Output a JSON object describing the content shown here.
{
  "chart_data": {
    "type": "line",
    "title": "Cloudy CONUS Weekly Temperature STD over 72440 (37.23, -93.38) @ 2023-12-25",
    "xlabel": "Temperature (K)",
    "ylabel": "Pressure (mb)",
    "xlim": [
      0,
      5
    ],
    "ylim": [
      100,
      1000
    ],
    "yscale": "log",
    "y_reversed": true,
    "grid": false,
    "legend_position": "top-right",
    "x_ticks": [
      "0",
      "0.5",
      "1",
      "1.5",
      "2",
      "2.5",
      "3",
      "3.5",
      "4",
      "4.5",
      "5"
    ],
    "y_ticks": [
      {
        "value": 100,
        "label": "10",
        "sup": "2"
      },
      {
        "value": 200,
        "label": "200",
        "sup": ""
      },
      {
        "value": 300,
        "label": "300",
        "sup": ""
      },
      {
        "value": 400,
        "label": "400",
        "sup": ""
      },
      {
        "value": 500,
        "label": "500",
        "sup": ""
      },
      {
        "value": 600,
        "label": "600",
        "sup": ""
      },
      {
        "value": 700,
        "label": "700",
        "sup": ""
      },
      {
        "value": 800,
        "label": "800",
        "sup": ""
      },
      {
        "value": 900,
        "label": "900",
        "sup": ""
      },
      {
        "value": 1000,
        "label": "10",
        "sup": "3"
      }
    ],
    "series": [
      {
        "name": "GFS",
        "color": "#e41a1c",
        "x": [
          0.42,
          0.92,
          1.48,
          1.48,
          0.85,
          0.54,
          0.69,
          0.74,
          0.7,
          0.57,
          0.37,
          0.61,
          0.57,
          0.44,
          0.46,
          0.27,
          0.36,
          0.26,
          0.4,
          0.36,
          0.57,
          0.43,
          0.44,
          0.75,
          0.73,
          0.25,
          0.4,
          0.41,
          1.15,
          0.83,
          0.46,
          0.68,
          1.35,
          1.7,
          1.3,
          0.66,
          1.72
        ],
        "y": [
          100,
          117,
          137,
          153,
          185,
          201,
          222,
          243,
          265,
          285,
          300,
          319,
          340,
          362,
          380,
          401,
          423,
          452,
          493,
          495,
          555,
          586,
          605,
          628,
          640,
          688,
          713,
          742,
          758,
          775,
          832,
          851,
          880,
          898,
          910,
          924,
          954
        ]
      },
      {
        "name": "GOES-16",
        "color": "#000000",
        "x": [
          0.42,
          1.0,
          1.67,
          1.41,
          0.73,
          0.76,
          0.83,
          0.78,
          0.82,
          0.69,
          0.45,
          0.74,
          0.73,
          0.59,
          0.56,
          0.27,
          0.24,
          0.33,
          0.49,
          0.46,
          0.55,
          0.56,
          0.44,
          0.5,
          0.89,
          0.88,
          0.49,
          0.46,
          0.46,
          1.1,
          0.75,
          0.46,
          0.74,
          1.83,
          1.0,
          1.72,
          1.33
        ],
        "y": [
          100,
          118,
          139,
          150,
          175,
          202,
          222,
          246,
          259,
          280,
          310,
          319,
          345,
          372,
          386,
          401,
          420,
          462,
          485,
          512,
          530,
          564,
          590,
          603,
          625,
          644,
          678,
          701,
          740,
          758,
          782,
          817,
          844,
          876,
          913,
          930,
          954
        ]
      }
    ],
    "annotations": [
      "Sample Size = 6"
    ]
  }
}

——

Print the complete listing again, exactly as it stands.

Output a JSON object describing the content shown here.
{
  "chart_data": {
    "type": "line",
    "title": "Cloudy CONUS Weekly Temperature STD over 72440 (37.23, -93.38) @ 2023-12-25",
    "xlabel": "Temperature (K)",
    "ylabel": "Pressure (mb)",
    "xlim": [
      0,
      5
    ],
    "ylim": [
      100,
      1000
    ],
    "yscale": "log",
    "y_reversed": true,
    "grid": false,
    "legend_position": "top-right",
    "x_ticks": [
      "0",
      "0.5",
      "1",
      "1.5",
      "2",
      "2.5",
      "3",
      "3.5",
      "4",
      "4.5",
      "5"
    ],
    "y_ticks": [
      {
        "value": 100,
        "label": "10",
        "sup": "2"
      },
      {
        "value": 200,
        "label": "200",
        "sup": ""
      },
      {
        "value": 300,
        "label": "300",
        "sup": ""
      },
      {
        "value": 400,
        "label": "400",
        "sup": ""
      },
      {
        "value": 500,
        "label": "500",
        "sup": ""
      },
      {
        "value": 600,
        "label": "600",
        "sup": ""
      },
      {
        "value": 700,
        "label": "700",
        "sup": ""
      },
      {
        "value": 800,
        "label": "800",
        "sup": ""
      },
      {
        "value": 900,
        "label": "900",
        "sup": ""
      },
      {
        "value": 1000,
        "label": "10",
        "sup": "3"
      }
    ],
    "series": [
      {
        "name": "GFS",
        "color": "#e41a1c",
        "x": [
          0.42,
          0.92,
          1.48,
          1.48,
          0.85,
          0.54,
          0.69,
          0.74,
          0.7,
          0.57,
          0.37,
          0.61,
          0.57,
          0.44,
          0.46,
          0.27,
          0.36,
          0.26,
          0.4,
          0.36,
          0.57,
          0.43,
          0.44,
          0.75,
          0.73,
          0.25,
          0.4,
          0.41,
          1.15,
          0.83,
          0.46,
          0.68,
          1.35,
          1.7,
          1.3,
          0.66,
          1.72
        ],
        "y": [
          100,
          117,
          137,
          153,
          185,
          201,
          222,
          243,
          265,
          285,
          300,
          319,
          340,
          362,
          380,
          401,
          423,
          452,
          493,
          495,
          555,
          586,
          605,
          628,
          640,
          688,
          713,
          742,
          758,
          775,
          832,
          851,
          880,
          898,
          910,
          924,
          954
        ]
      },
      {
        "name": "GOES-16",
        "color": "#000000",
        "x": [
          0.42,
          1.0,
          1.67,
          1.41,
          0.73,
          0.76,
          0.83,
          0.78,
          0.82,
          0.69,
          0.45,
          0.74,
          0.73,
          0.59,
          0.56,
          0.27,
          0.24,
          0.33,
          0.49,
          0.46,
          0.55,
          0.56,
          0.44,
          0.5,
          0.89,
          0.88,
          0.49,
          0.46,
          0.46,
          1.1,
          0.75,
          0.46,
          0.74,
          1.83,
          1.0,
          1.72,
          1.33
        ],
        "y": [
          100,
          118,
          139,
          150,
          175,
          202,
          222,
          246,
          259,
          280,
          310,
          319,
          345,
          372,
          386,
          401,
          420,
          462,
          485,
          512,
          530,
          564,
          590,
          603,
          625,
          644,
          678,
          701,
          740,
          758,
          782,
          817,
          844,
          876,
          913,
          930,
          954
        ]
      }
    ],
    "annotations": [
      "Sample Size = 6"
    ]
  }
}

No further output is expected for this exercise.